[Stored data]
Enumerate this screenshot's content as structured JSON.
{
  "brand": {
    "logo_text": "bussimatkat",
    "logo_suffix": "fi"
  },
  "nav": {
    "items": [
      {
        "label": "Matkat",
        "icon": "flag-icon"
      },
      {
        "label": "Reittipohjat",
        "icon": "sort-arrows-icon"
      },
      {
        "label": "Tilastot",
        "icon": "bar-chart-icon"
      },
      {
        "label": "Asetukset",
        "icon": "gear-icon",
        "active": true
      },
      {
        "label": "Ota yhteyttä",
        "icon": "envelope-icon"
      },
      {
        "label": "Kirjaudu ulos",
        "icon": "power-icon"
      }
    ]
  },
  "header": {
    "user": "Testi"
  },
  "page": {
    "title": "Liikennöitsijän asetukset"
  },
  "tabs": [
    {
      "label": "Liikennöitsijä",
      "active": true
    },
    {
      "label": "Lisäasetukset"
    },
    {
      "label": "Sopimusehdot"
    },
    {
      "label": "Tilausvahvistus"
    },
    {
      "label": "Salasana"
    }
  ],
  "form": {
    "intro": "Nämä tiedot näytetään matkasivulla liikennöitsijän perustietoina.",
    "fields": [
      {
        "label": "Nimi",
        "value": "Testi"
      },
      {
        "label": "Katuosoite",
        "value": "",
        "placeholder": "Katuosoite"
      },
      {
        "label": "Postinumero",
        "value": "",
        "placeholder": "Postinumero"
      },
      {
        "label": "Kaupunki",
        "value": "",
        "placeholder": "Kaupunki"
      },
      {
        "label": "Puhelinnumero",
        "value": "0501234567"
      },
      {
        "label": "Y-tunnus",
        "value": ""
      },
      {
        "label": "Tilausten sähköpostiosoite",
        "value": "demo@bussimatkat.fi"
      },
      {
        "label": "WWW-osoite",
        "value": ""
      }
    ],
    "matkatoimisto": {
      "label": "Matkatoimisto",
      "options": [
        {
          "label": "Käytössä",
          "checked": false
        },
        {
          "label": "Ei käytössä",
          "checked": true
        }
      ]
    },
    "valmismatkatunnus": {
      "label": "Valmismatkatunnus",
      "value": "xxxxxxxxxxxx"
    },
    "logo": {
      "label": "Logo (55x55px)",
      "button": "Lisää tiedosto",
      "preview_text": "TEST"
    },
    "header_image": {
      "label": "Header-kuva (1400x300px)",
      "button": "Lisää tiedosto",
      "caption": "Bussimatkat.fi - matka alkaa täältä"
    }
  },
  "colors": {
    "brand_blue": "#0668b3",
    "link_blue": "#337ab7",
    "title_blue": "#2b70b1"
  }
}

GIVEN REQUEST:
Copy each line of the listing that holds the word "Postinumero".

FINISHED EXERCISE:
        "label": "Postinumero",
        "placeholder": "Postinumero"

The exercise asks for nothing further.